── Data records
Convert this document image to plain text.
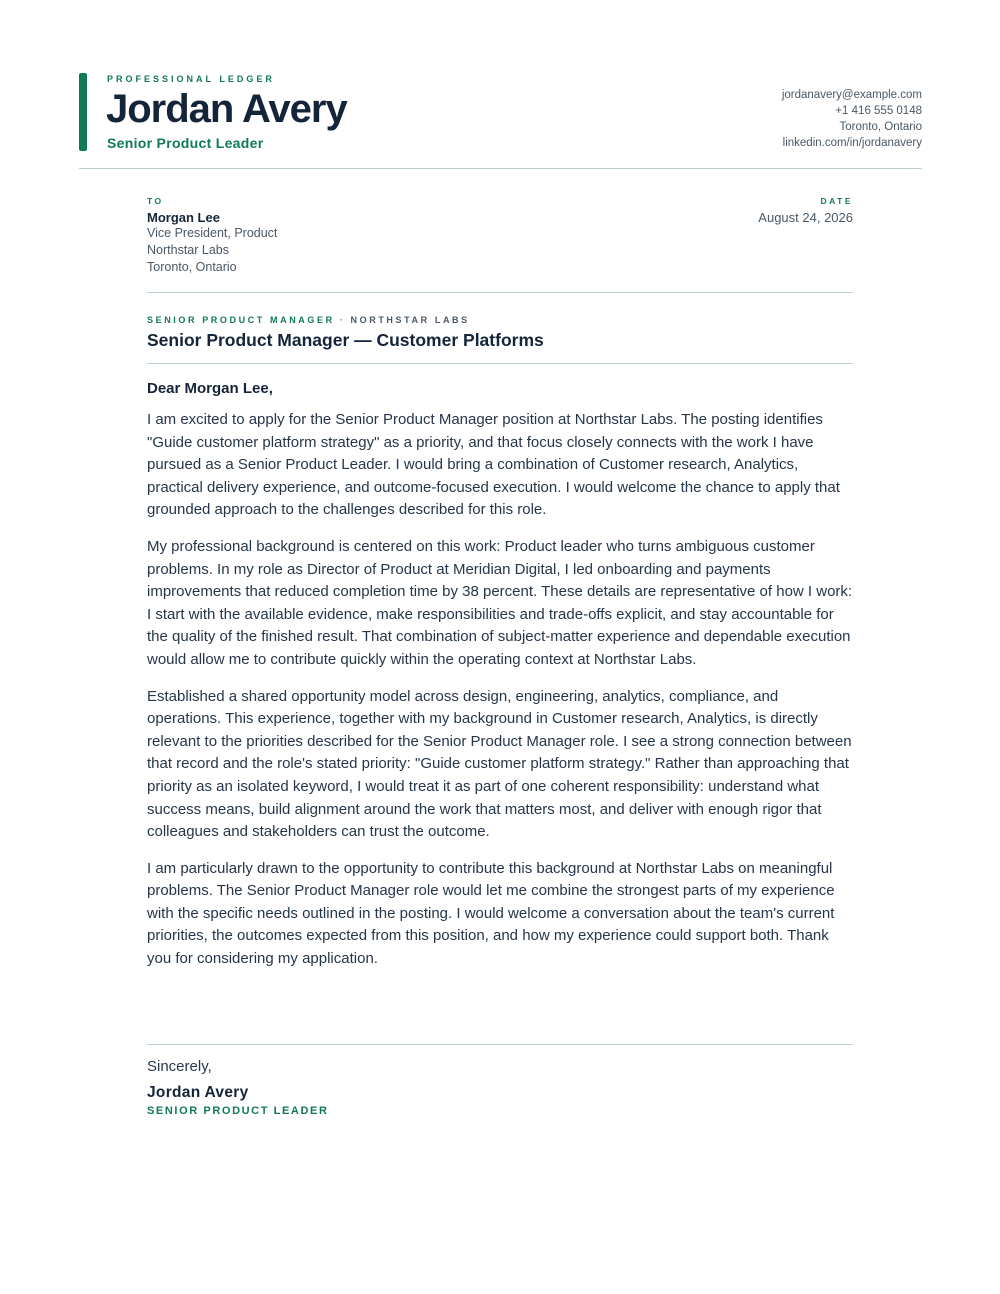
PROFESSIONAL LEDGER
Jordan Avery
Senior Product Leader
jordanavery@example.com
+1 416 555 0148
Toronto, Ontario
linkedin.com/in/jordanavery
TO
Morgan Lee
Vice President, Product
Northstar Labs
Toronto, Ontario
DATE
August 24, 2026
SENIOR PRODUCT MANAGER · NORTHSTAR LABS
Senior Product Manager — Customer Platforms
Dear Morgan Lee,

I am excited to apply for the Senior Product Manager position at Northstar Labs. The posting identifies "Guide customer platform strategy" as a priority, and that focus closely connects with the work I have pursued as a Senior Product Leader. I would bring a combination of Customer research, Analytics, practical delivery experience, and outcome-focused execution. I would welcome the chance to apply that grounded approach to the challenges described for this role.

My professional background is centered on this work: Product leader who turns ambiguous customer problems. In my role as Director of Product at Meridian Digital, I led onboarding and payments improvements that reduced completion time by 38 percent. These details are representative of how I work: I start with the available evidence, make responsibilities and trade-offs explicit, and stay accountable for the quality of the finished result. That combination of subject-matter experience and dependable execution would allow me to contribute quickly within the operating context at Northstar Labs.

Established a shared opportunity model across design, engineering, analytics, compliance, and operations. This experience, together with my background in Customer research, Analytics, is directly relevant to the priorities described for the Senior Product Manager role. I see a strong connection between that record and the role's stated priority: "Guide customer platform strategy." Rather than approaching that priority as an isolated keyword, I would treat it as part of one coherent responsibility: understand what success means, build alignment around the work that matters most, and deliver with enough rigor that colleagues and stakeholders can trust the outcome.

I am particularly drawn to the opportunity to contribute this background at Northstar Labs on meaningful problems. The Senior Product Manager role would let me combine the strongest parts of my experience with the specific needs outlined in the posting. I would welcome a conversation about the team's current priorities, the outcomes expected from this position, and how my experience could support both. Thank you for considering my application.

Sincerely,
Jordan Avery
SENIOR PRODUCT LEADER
────
## Task details
Copy out all the data without changing anything, and drop the pictures.

## Answer below
Convert this document image to plain text.
PROFESSIONAL LEDGER
Jordan Avery
Senior Product Leader
jordanavery@example.com
+1 416 555 0148
Toronto, Ontario
linkedin.com/in/jordanavery
TO
Morgan Lee
Vice President, Product
Northstar Labs
Toronto, Ontario
DATE
August 24, 2026
SENIOR PRODUCT MANAGER · NORTHSTAR LABS
Senior Product Manager — Customer Platforms
Dear Morgan Lee,

I am excited to apply for the Senior Product Manager position at Northstar Labs. The posting identifies "Guide customer platform strategy" as a priority, and that focus closely connects with the work I have pursued as a Senior Product Leader. I would bring a combination of Customer research, Analytics, practical delivery experience, and outcome-focused execution. I would welcome the chance to apply that grounded approach to the challenges described for this role.

My professional background is centered on this work: Product leader who turns ambiguous customer problems. In my role as Director of Product at Meridian Digital, I led onboarding and payments improvements that reduced completion time by 38 percent. These details are representative of how I work: I start with the available evidence, make responsibilities and trade-offs explicit, and stay accountable for the quality of the finished result. That combination of subject-matter experience and dependable execution would allow me to contribute quickly within the operating context at Northstar Labs.

Established a shared opportunity model across design, engineering, analytics, compliance, and operations. This experience, together with my background in Customer research, Analytics, is directly relevant to the priorities described for the Senior Product Manager role. I see a strong connection between that record and the role's stated priority: "Guide customer platform strategy." Rather than approaching that priority as an isolated keyword, I would treat it as part of one coherent responsibility: understand what success means, build alignment around the work that matters most, and deliver with enough rigor that colleagues and stakeholders can trust the outcome.

I am particularly drawn to the opportunity to contribute this background at Northstar Labs on meaningful problems. The Senior Product Manager role would let me combine the strongest parts of my experience with the specific needs outlined in the posting. I would welcome a conversation about the team's current priorities, the outcomes expected from this position, and how my experience could support both. Thank you for considering my application.

Sincerely,
Jordan Avery
SENIOR PRODUCT LEADER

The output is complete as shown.